*What this task involves:* Return each line of the data below exactly, omitting any pictures.

*Supplied data:*

········

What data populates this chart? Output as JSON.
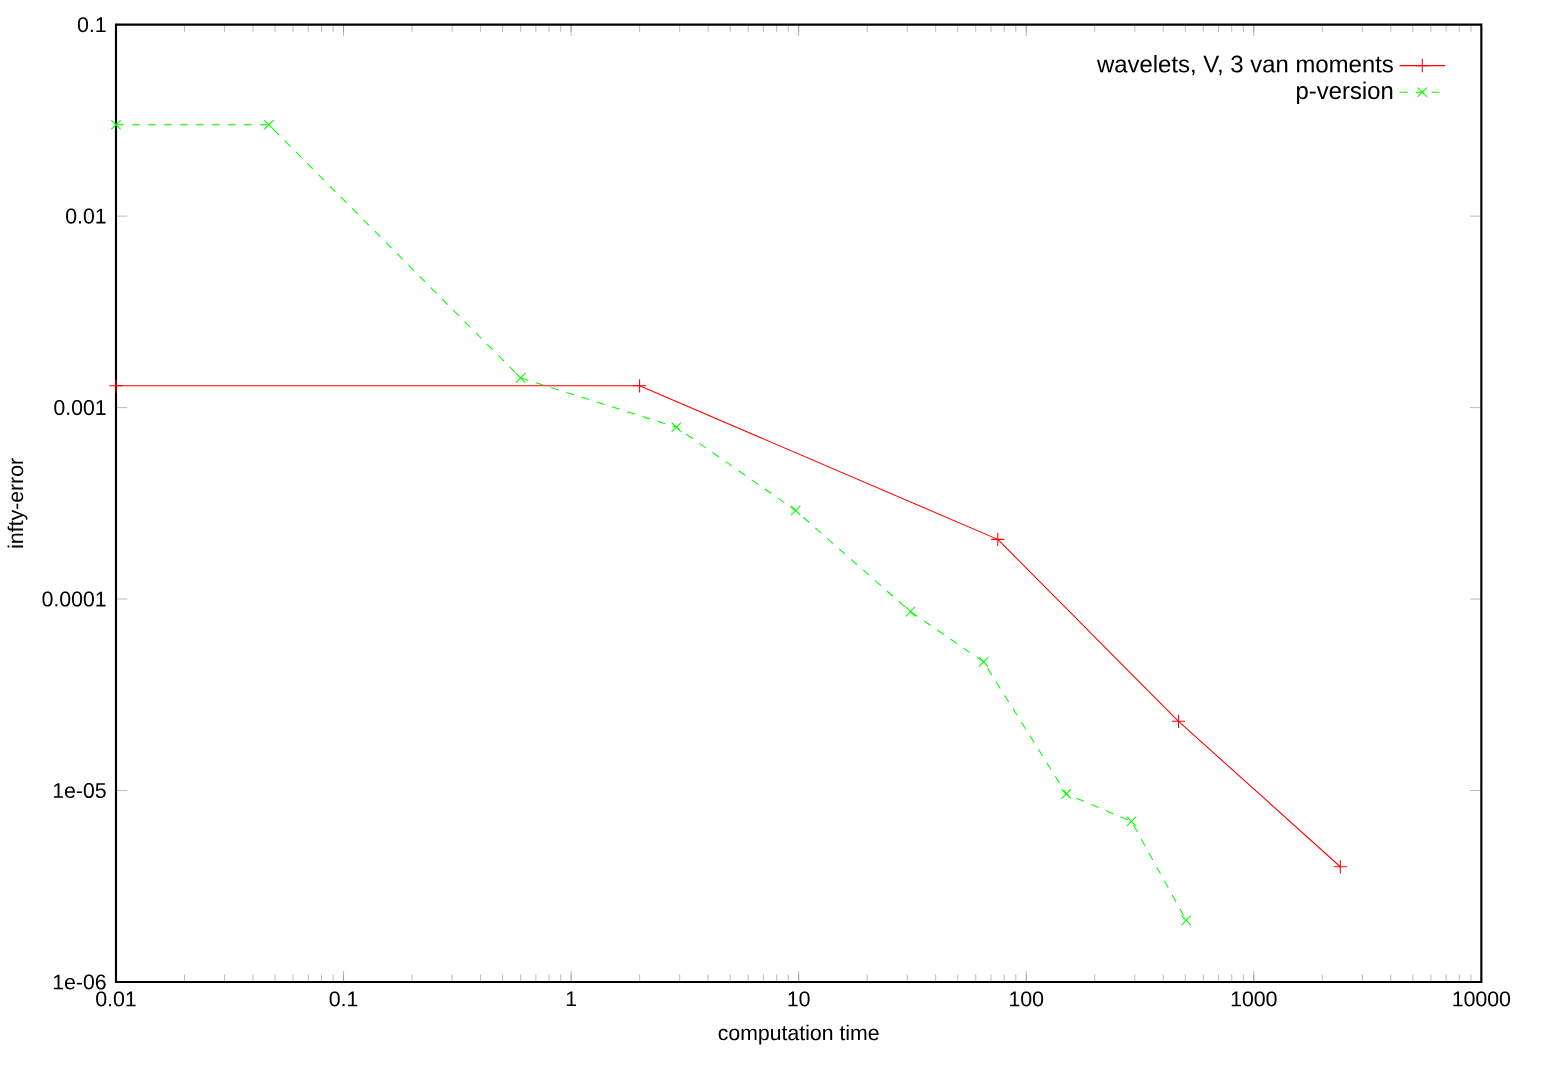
{
  "chart_data": {
    "type": "line",
    "xlabel": "computation time",
    "ylabel": "infty-error",
    "log": "xy",
    "legend": "top right",
    "grid": false,
    "xlim": [
      0.01,
      10000
    ],
    "ylim": [
      1e-06,
      0.1
    ],
    "xticks": [
      0.01,
      0.1,
      1,
      10,
      100,
      1000,
      10000
    ],
    "yticks": [
      0.1,
      0.01,
      0.001,
      0.0001,
      {
        "value": 1e-05,
        "label": "1e-05"
      },
      {
        "value": 1e-06,
        "label": "1e-06"
      }
    ],
    "series": [
      {
        "name": "wavelets, V, 3 van moments",
        "color": "#ff0000",
        "marker": "plus",
        "line_style": "solid",
        "x": [
          0.01,
          2,
          75,
          467,
          2400
        ],
        "values": [
          0.0013,
          0.0013,
          0.000205,
          2.3e-05,
          4e-06
        ]
      },
      {
        "name": "p-version",
        "color": "#00ff00",
        "marker": "cross",
        "line_style": "dashed",
        "x": [
          0.01,
          0.047,
          0.6,
          2.9,
          9.7,
          31,
          65,
          150,
          290,
          505
        ],
        "values": [
          0.03,
          0.03,
          0.00143,
          0.00079,
          0.00029,
          8.6e-05,
          4.7e-05,
          9.6e-06,
          6.9e-06,
          2.1e-06
        ]
      }
    ]
  }
}
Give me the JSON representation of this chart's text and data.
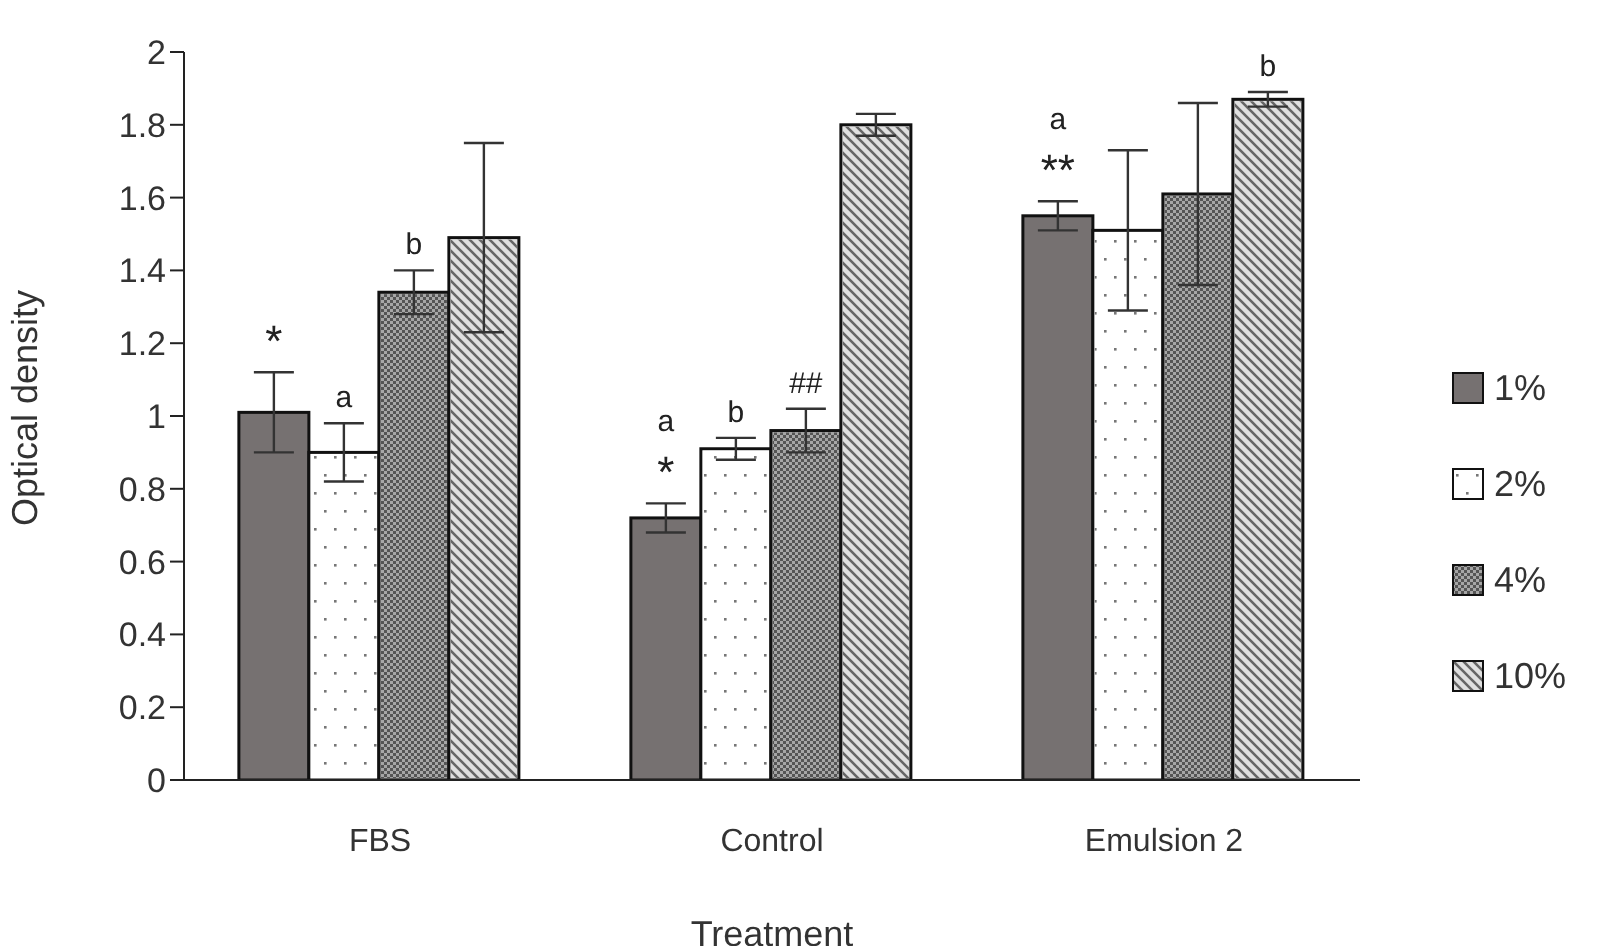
{
  "chart_data": {
    "type": "bar",
    "xlabel": "Treatment",
    "ylabel": "Optical density",
    "categories": [
      "FBS",
      "Control",
      "Emulsion 2"
    ],
    "series": [
      {
        "name": "1%",
        "color": "#767171",
        "values": [
          1.01,
          0.72,
          1.55
        ],
        "errors": [
          0.11,
          0.04,
          0.04
        ],
        "value_labels": [
          "*",
          "a\n*",
          "a\n**"
        ]
      },
      {
        "name": "2%",
        "color": "#ffffff",
        "values": [
          0.9,
          0.91,
          1.51
        ],
        "errors": [
          0.08,
          0.03,
          0.22
        ],
        "value_labels": [
          "a",
          "b",
          null
        ]
      },
      {
        "name": "4%",
        "color": "#a6a6a6",
        "values": [
          1.34,
          0.96,
          1.61
        ],
        "errors": [
          0.06,
          0.06,
          0.25
        ],
        "value_labels": [
          "b",
          "##",
          null
        ]
      },
      {
        "name": "10%",
        "color": "#e0e0e0",
        "values": [
          1.49,
          1.8,
          1.87
        ],
        "errors": [
          0.26,
          0.03,
          0.02
        ],
        "value_labels": [
          null,
          null,
          "b"
        ]
      }
    ],
    "ylim": [
      0,
      2
    ],
    "yticks": [
      0,
      0.2,
      0.4,
      0.6,
      0.8,
      1,
      1.2,
      1.4,
      1.6,
      1.8,
      2
    ],
    "grid": false,
    "legend": "right"
  }
}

········

*Written reply:*
What data populates this chart? Output as JSON.
{
  "chart_data": {
    "type": "line",
    "xlabel": "computation time",
    "ylabel": "infty-error",
    "log": "xy",
    "legend": "top right",
    "grid": false,
    "xlim": [
      0.01,
      10000
    ],
    "ylim": [
      1e-06,
      0.1
    ],
    "xticks": [
      0.01,
      0.1,
      1,
      10,
      100,
      1000,
      10000
    ],
    "yticks": [
      0.1,
      0.01,
      0.001,
      0.0001,
      {
        "value": 1e-05,
        "label": "1e-05"
      },
      {
        "value": 1e-06,
        "label": "1e-06"
      }
    ],
    "series": [
      {
        "name": "wavelets, V, 3 van moments",
        "color": "#ff0000",
        "marker": "plus",
        "line_style": "solid",
        "x": [
          0.01,
          2,
          75,
          467,
          2400
        ],
        "values": [
          0.0013,
          0.0013,
          0.000205,
          2.3e-05,
          4e-06
        ]
      },
      {
        "name": "p-version",
        "color": "#00ff00",
        "marker": "cross",
        "line_style": "dashed",
        "x": [
          0.01,
          0.047,
          0.6,
          2.9,
          9.7,
          31,
          65,
          150,
          290,
          505
        ],
        "values": [
          0.03,
          0.03,
          0.00143,
          0.00079,
          0.00029,
          8.6e-05,
          4.7e-05,
          9.6e-06,
          6.9e-06,
          2.1e-06
        ]
      }
    ]
  }
}
Give me the JSON representation of this chart's text and data.
{
  "chart_data": {
    "type": "bar",
    "xlabel": "Treatment",
    "ylabel": "Optical density",
    "categories": [
      "FBS",
      "Control",
      "Emulsion 2"
    ],
    "series": [
      {
        "name": "1%",
        "color": "#767171",
        "values": [
          1.01,
          0.72,
          1.55
        ],
        "errors": [
          0.11,
          0.04,
          0.04
        ],
        "value_labels": [
          "*",
          "a\n*",
          "a\n**"
        ]
      },
      {
        "name": "2%",
        "color": "#ffffff",
        "values": [
          0.9,
          0.91,
          1.51
        ],
        "errors": [
          0.08,
          0.03,
          0.22
        ],
        "value_labels": [
          "a",
          "b",
          null
        ]
      },
      {
        "name": "4%",
        "color": "#a6a6a6",
        "values": [
          1.34,
          0.96,
          1.61
        ],
        "errors": [
          0.06,
          0.06,
          0.25
        ],
        "value_labels": [
          "b",
          "##",
          null
        ]
      },
      {
        "name": "10%",
        "color": "#e0e0e0",
        "values": [
          1.49,
          1.8,
          1.87
        ],
        "errors": [
          0.26,
          0.03,
          0.02
        ],
        "value_labels": [
          null,
          null,
          "b"
        ]
      }
    ],
    "ylim": [
      0,
      2
    ],
    "yticks": [
      0,
      0.2,
      0.4,
      0.6,
      0.8,
      1,
      1.2,
      1.4,
      1.6,
      1.8,
      2
    ],
    "grid": false,
    "legend": "right"
  }
}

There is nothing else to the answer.